● **Exercise directions**
What is needed here is an exact copy of every entry.

● **Provided data**
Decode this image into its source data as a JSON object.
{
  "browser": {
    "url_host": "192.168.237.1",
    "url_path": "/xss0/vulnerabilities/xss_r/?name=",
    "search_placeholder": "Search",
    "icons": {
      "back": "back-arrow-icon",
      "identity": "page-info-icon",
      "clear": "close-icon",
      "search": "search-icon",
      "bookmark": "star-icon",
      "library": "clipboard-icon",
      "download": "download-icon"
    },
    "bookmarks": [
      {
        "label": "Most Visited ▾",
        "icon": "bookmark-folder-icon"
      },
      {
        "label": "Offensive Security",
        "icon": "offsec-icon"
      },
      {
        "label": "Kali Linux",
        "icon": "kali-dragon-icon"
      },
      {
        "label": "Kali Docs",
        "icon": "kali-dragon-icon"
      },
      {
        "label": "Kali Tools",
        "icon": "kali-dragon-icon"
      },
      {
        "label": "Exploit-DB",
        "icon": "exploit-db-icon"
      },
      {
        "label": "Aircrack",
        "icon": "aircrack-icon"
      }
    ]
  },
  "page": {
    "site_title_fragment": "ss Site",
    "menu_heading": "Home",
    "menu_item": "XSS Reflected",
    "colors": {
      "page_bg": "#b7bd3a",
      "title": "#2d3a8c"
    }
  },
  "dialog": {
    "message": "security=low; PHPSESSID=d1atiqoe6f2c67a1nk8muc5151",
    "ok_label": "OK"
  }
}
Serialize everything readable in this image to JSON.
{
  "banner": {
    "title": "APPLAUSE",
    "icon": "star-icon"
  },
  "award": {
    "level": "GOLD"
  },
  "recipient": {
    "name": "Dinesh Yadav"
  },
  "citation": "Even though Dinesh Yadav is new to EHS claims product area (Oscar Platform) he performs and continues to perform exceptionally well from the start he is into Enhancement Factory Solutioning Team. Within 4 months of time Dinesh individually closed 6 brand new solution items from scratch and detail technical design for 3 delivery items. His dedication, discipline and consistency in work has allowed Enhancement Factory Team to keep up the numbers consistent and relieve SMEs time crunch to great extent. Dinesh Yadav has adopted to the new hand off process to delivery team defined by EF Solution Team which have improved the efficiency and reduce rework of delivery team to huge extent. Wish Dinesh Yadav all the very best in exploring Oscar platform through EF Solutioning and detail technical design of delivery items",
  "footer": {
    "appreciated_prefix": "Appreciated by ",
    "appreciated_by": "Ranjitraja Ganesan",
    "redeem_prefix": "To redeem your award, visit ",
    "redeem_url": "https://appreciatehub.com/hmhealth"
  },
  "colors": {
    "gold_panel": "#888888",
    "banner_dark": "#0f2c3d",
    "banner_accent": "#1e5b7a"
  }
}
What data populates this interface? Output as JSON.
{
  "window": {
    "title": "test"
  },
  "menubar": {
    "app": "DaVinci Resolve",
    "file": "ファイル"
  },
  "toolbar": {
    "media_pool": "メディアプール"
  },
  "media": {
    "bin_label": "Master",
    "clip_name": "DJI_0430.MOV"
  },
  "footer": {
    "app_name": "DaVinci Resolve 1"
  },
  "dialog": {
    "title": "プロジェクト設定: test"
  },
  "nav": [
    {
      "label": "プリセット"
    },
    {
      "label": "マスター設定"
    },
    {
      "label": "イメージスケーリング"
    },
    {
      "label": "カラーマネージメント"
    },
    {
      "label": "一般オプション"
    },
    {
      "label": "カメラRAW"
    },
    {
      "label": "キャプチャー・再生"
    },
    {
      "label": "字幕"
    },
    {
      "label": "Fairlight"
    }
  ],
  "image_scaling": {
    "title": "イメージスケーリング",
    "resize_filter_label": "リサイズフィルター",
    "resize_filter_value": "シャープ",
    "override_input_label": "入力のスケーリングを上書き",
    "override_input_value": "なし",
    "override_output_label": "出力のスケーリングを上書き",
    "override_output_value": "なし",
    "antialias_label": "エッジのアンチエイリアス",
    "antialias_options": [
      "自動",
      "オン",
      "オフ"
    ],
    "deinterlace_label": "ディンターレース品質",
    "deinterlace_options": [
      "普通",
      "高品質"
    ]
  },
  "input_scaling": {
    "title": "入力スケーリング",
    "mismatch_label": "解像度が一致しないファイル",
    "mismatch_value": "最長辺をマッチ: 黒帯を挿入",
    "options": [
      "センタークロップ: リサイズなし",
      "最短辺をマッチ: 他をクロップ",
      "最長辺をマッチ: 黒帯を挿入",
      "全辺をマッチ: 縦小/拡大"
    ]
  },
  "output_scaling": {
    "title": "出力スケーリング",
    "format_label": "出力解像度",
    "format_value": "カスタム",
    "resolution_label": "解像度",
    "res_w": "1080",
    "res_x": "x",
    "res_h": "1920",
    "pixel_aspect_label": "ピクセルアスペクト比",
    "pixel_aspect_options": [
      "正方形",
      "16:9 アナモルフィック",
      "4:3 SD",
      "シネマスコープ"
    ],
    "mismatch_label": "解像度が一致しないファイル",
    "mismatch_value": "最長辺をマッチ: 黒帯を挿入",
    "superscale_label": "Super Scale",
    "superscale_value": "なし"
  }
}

● **Task solution**
Decode this image into its source data as a JSON object.
{
  "browser": {
    "url_host": "192.168.237.1",
    "url_path": "/xss0/vulnerabilities/xss_r/?name=",
    "search_placeholder": "Search",
    "icons": {
      "back": "back-arrow-icon",
      "identity": "page-info-icon",
      "clear": "close-icon",
      "search": "search-icon",
      "bookmark": "star-icon",
      "library": "clipboard-icon",
      "download": "download-icon"
    },
    "bookmarks": [
      {
        "label": "Most Visited ▾",
        "icon": "bookmark-folder-icon"
      },
      {
        "label": "Offensive Security",
        "icon": "offsec-icon"
      },
      {
        "label": "Kali Linux",
        "icon": "kali-dragon-icon"
      },
      {
        "label": "Kali Docs",
        "icon": "kali-dragon-icon"
      },
      {
        "label": "Kali Tools",
        "icon": "kali-dragon-icon"
      },
      {
        "label": "Exploit-DB",
        "icon": "exploit-db-icon"
      },
      {
        "label": "Aircrack",
        "icon": "aircrack-icon"
      }
    ]
  },
  "page": {
    "site_title_fragment": "ss Site",
    "menu_heading": "Home",
    "menu_item": "XSS Reflected",
    "colors": {
      "page_bg": "#b7bd3a",
      "title": "#2d3a8c"
    }
  },
  "dialog": {
    "message": "security=low; PHPSESSID=d1atiqoe6f2c67a1nk8muc5151",
    "ok_label": "OK"
  }
}
Serialize everything readable in this image to JSON.
{
  "banner": {
    "title": "APPLAUSE",
    "icon": "star-icon"
  },
  "award": {
    "level": "GOLD"
  },
  "recipient": {
    "name": "Dinesh Yadav"
  },
  "citation": "Even though Dinesh Yadav is new to EHS claims product area (Oscar Platform) he performs and continues to perform exceptionally well from the start he is into Enhancement Factory Solutioning Team. Within 4 months of time Dinesh individually closed 6 brand new solution items from scratch and detail technical design for 3 delivery items. His dedication, discipline and consistency in work has allowed Enhancement Factory Team to keep up the numbers consistent and relieve SMEs time crunch to great extent. Dinesh Yadav has adopted to the new hand off process to delivery team defined by EF Solution Team which have improved the efficiency and reduce rework of delivery team to huge extent. Wish Dinesh Yadav all the very best in exploring Oscar platform through EF Solutioning and detail technical design of delivery items",
  "footer": {
    "appreciated_prefix": "Appreciated by ",
    "appreciated_by": "Ranjitraja Ganesan",
    "redeem_prefix": "To redeem your award, visit ",
    "redeem_url": "https://appreciatehub.com/hmhealth"
  },
  "colors": {
    "gold_panel": "#888888",
    "banner_dark": "#0f2c3d",
    "banner_accent": "#1e5b7a"
  }
}
What data populates this interface? Output as JSON.
{
  "window": {
    "title": "test"
  },
  "menubar": {
    "app": "DaVinci Resolve",
    "file": "ファイル"
  },
  "toolbar": {
    "media_pool": "メディアプール"
  },
  "media": {
    "bin_label": "Master",
    "clip_name": "DJI_0430.MOV"
  },
  "footer": {
    "app_name": "DaVinci Resolve 1"
  },
  "dialog": {
    "title": "プロジェクト設定: test"
  },
  "nav": [
    {
      "label": "プリセット"
    },
    {
      "label": "マスター設定"
    },
    {
      "label": "イメージスケーリング"
    },
    {
      "label": "カラーマネージメント"
    },
    {
      "label": "一般オプション"
    },
    {
      "label": "カメラRAW"
    },
    {
      "label": "キャプチャー・再生"
    },
    {
      "label": "字幕"
    },
    {
      "label": "Fairlight"
    }
  ],
  "image_scaling": {
    "title": "イメージスケーリング",
    "resize_filter_label": "リサイズフィルター",
    "resize_filter_value": "シャープ",
    "override_input_label": "入力のスケーリングを上書き",
    "override_input_value": "なし",
    "override_output_label": "出力のスケーリングを上書き",
    "override_output_value": "なし",
    "antialias_label": "エッジのアンチエイリアス",
    "antialias_options": [
      "自動",
      "オン",
      "オフ"
    ],
    "deinterlace_label": "ディンターレース品質",
    "deinterlace_options": [
      "普通",
      "高品質"
    ]
  },
  "input_scaling": {
    "title": "入力スケーリング",
    "mismatch_label": "解像度が一致しないファイル",
    "mismatch_value": "最長辺をマッチ: 黒帯を挿入",
    "options": [
      "センタークロップ: リサイズなし",
      "最短辺をマッチ: 他をクロップ",
      "最長辺をマッチ: 黒帯を挿入",
      "全辺をマッチ: 縦小/拡大"
    ]
  },
  "output_scaling": {
    "title": "出力スケーリング",
    "format_label": "出力解像度",
    "format_value": "カスタム",
    "resolution_label": "解像度",
    "res_w": "1080",
    "res_x": "x",
    "res_h": "1920",
    "pixel_aspect_label": "ピクセルアスペクト比",
    "pixel_aspect_options": [
      "正方形",
      "16:9 アナモルフィック",
      "4:3 SD",
      "シネマスコープ"
    ],
    "mismatch_label": "解像度が一致しないファイル",
    "mismatch_value": "最長辺をマッチ: 黒帯を挿入",
    "superscale_label": "Super Scale",
    "superscale_value": "なし"
  }
}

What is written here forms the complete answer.